▶ _Required work_
Each line that holds the word "Boston" is to be identified and copied.

▶ _Source records_
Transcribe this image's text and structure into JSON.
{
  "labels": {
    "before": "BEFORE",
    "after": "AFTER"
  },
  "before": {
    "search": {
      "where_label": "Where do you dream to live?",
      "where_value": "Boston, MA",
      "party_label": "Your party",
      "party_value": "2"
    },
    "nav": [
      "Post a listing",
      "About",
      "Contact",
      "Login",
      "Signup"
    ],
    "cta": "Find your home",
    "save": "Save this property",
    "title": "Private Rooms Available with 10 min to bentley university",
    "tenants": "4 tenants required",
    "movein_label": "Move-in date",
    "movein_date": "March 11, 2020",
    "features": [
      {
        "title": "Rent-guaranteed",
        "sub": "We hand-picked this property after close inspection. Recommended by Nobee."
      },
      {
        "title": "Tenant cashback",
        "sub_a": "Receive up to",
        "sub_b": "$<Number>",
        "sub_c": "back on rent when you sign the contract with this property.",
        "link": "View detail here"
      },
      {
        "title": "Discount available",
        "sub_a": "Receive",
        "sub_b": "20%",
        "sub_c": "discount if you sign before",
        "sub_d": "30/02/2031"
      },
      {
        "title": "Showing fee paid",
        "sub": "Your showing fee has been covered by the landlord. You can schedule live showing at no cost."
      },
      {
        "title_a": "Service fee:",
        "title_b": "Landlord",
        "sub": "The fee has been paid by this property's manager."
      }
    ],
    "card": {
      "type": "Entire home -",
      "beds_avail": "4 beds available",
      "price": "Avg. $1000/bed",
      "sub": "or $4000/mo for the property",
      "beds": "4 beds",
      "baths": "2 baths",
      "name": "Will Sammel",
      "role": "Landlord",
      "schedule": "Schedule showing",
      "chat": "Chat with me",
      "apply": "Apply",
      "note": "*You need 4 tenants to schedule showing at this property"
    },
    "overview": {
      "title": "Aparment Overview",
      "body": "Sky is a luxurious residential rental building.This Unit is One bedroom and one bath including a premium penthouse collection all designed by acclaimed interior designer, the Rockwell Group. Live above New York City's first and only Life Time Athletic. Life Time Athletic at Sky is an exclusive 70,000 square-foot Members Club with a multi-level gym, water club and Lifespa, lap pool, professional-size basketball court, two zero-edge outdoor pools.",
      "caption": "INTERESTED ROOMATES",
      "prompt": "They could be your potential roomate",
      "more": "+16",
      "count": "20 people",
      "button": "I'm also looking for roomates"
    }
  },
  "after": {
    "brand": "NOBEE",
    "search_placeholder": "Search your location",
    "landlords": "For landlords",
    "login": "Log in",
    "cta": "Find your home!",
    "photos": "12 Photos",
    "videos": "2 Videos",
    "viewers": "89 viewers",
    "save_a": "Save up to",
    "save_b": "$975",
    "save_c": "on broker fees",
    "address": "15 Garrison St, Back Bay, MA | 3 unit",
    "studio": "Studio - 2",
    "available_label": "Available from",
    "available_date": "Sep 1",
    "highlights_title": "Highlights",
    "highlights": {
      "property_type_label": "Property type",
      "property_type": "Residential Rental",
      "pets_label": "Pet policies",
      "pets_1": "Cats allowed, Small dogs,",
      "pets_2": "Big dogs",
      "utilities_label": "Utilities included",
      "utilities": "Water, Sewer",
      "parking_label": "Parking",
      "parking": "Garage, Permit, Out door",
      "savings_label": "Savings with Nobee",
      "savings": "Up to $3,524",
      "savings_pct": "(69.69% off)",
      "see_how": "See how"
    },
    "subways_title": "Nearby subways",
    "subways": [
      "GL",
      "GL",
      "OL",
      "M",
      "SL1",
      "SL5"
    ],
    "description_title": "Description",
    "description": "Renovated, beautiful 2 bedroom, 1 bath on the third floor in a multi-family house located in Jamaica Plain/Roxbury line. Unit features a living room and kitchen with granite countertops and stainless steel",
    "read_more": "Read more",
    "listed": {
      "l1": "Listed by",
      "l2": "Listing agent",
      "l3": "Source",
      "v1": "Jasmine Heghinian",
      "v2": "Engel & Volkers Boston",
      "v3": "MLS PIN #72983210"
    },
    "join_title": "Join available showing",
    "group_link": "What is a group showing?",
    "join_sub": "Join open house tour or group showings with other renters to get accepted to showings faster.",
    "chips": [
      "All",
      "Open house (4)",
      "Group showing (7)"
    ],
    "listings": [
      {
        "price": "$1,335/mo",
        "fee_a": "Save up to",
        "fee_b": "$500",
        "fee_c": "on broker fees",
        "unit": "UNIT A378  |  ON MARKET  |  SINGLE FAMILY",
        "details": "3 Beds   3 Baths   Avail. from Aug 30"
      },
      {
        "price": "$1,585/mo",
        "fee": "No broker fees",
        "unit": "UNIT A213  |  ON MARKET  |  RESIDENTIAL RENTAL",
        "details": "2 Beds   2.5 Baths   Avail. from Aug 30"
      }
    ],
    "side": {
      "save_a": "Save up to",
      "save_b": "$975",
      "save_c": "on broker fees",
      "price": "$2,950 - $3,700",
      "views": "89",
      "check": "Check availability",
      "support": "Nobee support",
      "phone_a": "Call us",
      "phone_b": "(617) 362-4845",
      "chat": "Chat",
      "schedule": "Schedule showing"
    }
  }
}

▶ _Task result_
      "where_value": "Boston, MA",
      "v2": "Engel & Volkers Boston",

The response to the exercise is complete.